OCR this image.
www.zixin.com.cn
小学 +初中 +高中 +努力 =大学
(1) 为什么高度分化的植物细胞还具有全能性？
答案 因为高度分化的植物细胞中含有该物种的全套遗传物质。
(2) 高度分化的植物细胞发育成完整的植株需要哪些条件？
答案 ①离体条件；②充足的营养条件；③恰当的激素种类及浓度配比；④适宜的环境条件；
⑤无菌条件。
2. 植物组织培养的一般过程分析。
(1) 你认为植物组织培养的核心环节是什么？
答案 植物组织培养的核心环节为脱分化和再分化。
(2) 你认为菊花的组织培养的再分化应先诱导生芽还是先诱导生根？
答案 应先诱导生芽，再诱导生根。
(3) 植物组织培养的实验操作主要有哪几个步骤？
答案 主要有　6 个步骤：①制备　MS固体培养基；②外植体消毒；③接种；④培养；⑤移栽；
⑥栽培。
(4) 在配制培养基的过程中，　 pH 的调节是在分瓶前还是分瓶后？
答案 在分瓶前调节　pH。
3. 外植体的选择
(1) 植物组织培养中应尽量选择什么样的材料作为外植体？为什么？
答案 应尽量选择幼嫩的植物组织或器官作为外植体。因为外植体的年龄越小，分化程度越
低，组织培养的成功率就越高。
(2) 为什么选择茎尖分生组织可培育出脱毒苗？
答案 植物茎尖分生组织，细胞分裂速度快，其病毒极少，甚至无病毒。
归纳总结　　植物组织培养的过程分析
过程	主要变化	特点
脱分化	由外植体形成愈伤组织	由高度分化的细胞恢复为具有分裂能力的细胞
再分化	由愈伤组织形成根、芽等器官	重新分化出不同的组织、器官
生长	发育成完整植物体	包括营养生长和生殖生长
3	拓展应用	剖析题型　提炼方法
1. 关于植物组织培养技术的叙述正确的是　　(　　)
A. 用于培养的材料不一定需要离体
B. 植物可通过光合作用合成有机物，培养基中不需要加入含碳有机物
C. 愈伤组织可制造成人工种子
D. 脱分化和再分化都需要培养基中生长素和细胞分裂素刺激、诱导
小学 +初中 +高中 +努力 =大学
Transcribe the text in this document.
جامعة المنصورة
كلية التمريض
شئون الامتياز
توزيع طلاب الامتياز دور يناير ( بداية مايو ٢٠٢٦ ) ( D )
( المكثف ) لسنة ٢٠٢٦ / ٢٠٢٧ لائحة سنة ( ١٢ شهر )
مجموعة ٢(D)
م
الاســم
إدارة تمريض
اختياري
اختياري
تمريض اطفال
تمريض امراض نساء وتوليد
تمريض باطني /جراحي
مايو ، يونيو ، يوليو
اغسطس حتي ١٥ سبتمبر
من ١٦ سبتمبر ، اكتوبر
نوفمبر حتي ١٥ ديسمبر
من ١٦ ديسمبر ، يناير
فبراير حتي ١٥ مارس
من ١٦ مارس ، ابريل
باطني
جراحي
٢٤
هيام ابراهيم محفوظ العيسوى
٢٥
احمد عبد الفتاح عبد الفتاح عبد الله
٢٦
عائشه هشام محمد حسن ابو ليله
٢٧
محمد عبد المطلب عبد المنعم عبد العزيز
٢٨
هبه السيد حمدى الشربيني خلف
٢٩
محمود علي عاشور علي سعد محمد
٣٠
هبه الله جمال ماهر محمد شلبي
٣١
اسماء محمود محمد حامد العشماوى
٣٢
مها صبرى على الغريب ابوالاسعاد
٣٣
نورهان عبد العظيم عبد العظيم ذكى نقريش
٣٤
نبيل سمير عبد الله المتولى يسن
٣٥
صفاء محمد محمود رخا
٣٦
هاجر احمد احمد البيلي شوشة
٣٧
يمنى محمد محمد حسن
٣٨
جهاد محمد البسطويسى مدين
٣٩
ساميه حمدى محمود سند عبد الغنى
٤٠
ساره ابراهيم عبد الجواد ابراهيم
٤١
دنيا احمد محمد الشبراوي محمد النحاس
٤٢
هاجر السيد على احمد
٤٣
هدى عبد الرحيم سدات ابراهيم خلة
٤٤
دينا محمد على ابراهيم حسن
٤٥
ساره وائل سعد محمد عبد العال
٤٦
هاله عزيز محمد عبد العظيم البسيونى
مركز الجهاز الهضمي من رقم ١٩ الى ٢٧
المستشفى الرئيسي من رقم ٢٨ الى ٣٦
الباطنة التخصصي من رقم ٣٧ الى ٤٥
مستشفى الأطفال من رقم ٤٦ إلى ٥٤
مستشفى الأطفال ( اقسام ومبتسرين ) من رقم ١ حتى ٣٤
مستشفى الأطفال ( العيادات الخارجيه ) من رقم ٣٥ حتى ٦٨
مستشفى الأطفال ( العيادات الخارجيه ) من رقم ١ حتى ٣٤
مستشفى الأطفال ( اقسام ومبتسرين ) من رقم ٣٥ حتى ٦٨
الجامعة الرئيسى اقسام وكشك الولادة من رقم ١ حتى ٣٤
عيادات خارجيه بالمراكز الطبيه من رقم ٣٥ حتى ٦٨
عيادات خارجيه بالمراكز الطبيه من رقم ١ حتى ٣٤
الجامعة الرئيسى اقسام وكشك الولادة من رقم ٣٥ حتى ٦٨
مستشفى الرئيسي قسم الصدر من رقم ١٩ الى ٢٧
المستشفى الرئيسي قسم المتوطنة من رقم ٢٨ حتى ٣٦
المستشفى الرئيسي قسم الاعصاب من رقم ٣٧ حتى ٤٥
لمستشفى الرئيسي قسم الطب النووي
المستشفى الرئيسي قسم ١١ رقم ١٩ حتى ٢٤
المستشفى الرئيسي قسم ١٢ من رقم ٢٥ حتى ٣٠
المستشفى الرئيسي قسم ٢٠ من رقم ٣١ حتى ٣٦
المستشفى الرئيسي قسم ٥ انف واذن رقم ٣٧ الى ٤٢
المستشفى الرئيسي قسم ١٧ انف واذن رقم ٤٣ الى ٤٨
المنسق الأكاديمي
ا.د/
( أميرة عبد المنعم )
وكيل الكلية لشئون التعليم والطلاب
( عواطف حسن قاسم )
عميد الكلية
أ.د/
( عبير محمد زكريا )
──────────────────────────────
● **The problem**
Pull out the lines above in which the word "وكشك" appears.

● **Solution to this task**
الجامعة الرئيسى اقسام وكشك الولادة من رقم ١ حتى ٣٤
الجامعة الرئيسى اقسام وكشك الولادة من رقم ٣٥ حتى ٦٨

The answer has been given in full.